- Directions:
Continue the French Tourism Code article on tourist residences below from where it stops.

- Page extract:
----

Chapter 1: Tourist residences

Articles in this section · 5

Article L321-5

French Tourism CodeIn force

Updated 8 Nov 2023

The operator of a tourist residence located in a mountain area within the meaning ofarticle 3 of law no. 85-30 of 9 January 1985 relating to the development and protection of mountain areas, may transfer the right conferred byarticle L. 145-46-1 of the French Commercial Code free of charge to a public body with a remit to do so, a semi-public company, a local public company or a State-approved operator.

Operators whose main mission is to contribute to the development of mountain tourism by owning commercial property and letting it under a commercial lease or long-term mandate may be approved for this purpose. The approval decision takes into account the company's skills in property, commercial and land management, its financial viability, in particular its ability to hold land, commercial leases and long-term contracts, and the organisation it has adopted to prevent conflicts of interest and guarantee its independence. A Conseil d'Etat decree shall specify the approval procedure and the terms and conditions for applying this article.

----

- Data supplied:

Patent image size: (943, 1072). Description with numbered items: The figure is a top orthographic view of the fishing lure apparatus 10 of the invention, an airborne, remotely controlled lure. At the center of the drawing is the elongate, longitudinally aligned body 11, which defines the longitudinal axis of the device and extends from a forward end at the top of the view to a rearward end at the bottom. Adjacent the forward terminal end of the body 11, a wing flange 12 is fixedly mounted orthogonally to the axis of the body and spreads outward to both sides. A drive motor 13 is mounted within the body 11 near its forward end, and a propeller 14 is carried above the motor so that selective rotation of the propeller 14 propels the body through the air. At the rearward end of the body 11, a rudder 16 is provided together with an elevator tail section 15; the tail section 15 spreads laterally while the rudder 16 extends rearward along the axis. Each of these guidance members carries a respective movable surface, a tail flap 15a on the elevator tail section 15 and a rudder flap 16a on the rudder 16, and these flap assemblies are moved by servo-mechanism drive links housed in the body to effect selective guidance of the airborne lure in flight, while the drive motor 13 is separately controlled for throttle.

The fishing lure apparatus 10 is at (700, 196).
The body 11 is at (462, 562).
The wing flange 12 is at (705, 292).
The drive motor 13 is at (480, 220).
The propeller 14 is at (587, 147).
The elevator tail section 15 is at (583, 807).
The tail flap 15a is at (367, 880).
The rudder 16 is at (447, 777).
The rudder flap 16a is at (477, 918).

----

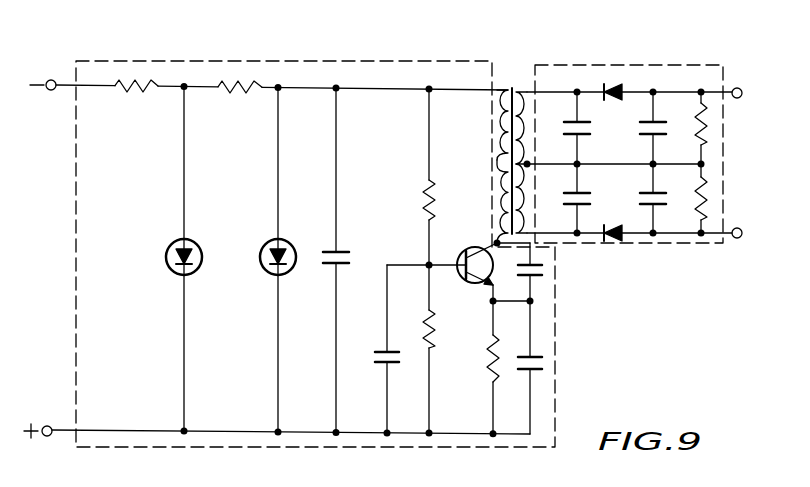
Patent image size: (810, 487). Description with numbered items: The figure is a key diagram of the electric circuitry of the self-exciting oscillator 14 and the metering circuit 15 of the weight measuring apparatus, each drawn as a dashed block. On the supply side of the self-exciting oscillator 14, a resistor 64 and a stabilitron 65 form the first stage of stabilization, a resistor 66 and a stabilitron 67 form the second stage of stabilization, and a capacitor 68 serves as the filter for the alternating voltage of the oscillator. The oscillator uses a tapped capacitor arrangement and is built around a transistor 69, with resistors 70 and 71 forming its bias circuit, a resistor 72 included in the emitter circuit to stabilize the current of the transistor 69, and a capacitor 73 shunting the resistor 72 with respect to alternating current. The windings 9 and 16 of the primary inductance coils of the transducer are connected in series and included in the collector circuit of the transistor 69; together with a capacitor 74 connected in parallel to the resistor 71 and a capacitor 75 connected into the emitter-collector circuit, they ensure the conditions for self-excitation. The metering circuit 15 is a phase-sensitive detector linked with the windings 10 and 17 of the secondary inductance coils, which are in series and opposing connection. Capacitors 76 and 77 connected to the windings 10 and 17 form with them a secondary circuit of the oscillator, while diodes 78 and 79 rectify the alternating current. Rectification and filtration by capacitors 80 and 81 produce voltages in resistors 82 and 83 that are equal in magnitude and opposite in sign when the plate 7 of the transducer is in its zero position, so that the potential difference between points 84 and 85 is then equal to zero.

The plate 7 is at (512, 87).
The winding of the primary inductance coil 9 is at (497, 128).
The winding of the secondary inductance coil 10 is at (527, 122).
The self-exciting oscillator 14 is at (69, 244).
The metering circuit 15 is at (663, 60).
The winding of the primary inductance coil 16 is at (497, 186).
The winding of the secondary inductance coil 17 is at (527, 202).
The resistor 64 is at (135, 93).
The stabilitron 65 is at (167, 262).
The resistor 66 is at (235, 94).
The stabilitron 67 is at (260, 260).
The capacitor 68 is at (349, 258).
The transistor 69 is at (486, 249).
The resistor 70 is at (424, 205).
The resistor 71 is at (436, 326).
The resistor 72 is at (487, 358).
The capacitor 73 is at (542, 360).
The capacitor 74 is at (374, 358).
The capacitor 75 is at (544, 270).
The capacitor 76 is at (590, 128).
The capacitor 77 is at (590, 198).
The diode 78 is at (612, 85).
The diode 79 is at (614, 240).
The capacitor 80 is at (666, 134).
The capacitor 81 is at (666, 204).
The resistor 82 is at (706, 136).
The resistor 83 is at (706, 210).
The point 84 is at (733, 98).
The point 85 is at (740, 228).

----

- Task output:
The transferee of the right conferred by the same article L. 145-46-1 undertakes to ensure that the property acquired will be operated as a tourist residence for a period of at least nine years.

The transfer must be recorded in writing, failing which it shall be null and void.

It takes effect with regard to the owner of the premises when it has been served on him or when he takes note of it.

From the time it takes effect, the information owed by the owner to the tenant under the first, third and fourth paragraphs of the said article L. 145-46-1 must be delivered to the transferee under the same conditions.

The assigned right is exercised by the assignee in accordance with the procedures set out in the same article L. 145-46-1.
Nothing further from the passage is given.